---------- Supplied material
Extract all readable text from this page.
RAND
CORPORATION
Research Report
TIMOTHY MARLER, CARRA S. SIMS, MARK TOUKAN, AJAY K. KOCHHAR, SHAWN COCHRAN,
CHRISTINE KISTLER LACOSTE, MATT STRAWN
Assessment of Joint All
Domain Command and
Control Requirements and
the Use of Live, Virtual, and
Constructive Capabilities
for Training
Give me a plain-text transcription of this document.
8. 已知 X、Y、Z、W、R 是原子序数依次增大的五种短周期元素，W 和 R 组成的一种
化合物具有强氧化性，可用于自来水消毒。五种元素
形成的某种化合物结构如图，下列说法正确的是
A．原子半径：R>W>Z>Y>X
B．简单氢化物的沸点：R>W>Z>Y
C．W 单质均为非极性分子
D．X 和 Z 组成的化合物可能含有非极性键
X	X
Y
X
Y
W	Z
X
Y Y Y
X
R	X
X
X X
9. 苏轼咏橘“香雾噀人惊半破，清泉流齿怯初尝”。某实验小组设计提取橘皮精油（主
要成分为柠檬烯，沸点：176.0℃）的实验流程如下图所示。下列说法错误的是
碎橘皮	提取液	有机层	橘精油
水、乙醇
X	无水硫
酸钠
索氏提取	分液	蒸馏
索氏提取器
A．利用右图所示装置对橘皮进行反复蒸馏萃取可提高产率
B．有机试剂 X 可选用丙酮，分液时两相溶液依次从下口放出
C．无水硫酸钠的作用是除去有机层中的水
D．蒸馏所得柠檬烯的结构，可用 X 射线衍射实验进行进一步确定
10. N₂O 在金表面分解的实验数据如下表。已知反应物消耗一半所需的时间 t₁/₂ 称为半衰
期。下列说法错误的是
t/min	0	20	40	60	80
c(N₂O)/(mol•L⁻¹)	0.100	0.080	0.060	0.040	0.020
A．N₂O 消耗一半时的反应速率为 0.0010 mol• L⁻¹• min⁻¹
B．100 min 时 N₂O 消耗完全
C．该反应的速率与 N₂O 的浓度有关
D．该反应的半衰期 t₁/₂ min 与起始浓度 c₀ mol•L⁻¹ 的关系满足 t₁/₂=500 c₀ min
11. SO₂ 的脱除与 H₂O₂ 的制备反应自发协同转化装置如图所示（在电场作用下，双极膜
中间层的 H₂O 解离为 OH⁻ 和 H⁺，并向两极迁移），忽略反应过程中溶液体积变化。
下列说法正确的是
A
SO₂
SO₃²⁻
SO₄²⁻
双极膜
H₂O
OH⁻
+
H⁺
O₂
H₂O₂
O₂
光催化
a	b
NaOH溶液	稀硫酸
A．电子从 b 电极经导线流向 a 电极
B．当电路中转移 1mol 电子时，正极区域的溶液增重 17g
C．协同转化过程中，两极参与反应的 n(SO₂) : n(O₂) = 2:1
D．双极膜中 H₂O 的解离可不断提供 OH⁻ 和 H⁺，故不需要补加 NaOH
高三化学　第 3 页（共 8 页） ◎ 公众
--------------------
Task objective: Copy out all of the data exactly, leaving nothing out.

Result of this task:
Extract all readable text from this page.
RAND
CORPORATION
Research Report
TIMOTHY MARLER, CARRA S. SIMS, MARK TOUKAN, AJAY K. KOCHHAR, SHAWN COCHRAN,
CHRISTINE KISTLER LACOSTE, MATT STRAWN
Assessment of Joint All
Domain Command and
Control Requirements and
the Use of Live, Virtual, and
Constructive Capabilities
for Training
Give me a plain-text transcription of this document.
8. 已知 X、Y、Z、W、R 是原子序数依次增大的五种短周期元素，W 和 R 组成的一种
化合物具有强氧化性，可用于自来水消毒。五种元素
形成的某种化合物结构如图，下列说法正确的是
A．原子半径：R>W>Z>Y>X
B．简单氢化物的沸点：R>W>Z>Y
C．W 单质均为非极性分子
D．X 和 Z 组成的化合物可能含有非极性键
X	X
Y
X
Y
W	Z
X
Y Y Y
X
R	X
X
X X
9. 苏轼咏橘“香雾噀人惊半破，清泉流齿怯初尝”。某实验小组设计提取橘皮精油（主
要成分为柠檬烯，沸点：176.0℃）的实验流程如下图所示。下列说法错误的是
碎橘皮	提取液	有机层	橘精油
水、乙醇
X	无水硫
酸钠
索氏提取	分液	蒸馏
索氏提取器
A．利用右图所示装置对橘皮进行反复蒸馏萃取可提高产率
B．有机试剂 X 可选用丙酮，分液时两相溶液依次从下口放出
C．无水硫酸钠的作用是除去有机层中的水
D．蒸馏所得柠檬烯的结构，可用 X 射线衍射实验进行进一步确定
10. N₂O 在金表面分解的实验数据如下表。已知反应物消耗一半所需的时间 t₁/₂ 称为半衰
期。下列说法错误的是
t/min	0	20	40	60	80
c(N₂O)/(mol•L⁻¹)	0.100	0.080	0.060	0.040	0.020
A．N₂O 消耗一半时的反应速率为 0.0010 mol• L⁻¹• min⁻¹
B．100 min 时 N₂O 消耗完全
C．该反应的速率与 N₂O 的浓度有关
D．该反应的半衰期 t₁/₂ min 与起始浓度 c₀ mol•L⁻¹ 的关系满足 t₁/₂=500 c₀ min
11. SO₂ 的脱除与 H₂O₂ 的制备反应自发协同转化装置如图所示（在电场作用下，双极膜
中间层的 H₂O 解离为 OH⁻ 和 H⁺，并向两极迁移），忽略反应过程中溶液体积变化。
下列说法正确的是
A
SO₂
SO₃²⁻
SO₄²⁻
双极膜
H₂O
OH⁻
+
H⁺
O₂
H₂O₂
O₂
光催化
a	b
NaOH溶液	稀硫酸
A．电子从 b 电极经导线流向 a 电极
B．当电路中转移 1mol 电子时，正极区域的溶液增重 17g
C．协同转化过程中，两极参与反应的 n(SO₂) : n(O₂) = 2:1
D．双极膜中 H₂O 的解离可不断提供 OH⁻ 和 H⁺，故不需要补加 NaOH
高三化学　第 3 页（共 8 页） ◎ 公众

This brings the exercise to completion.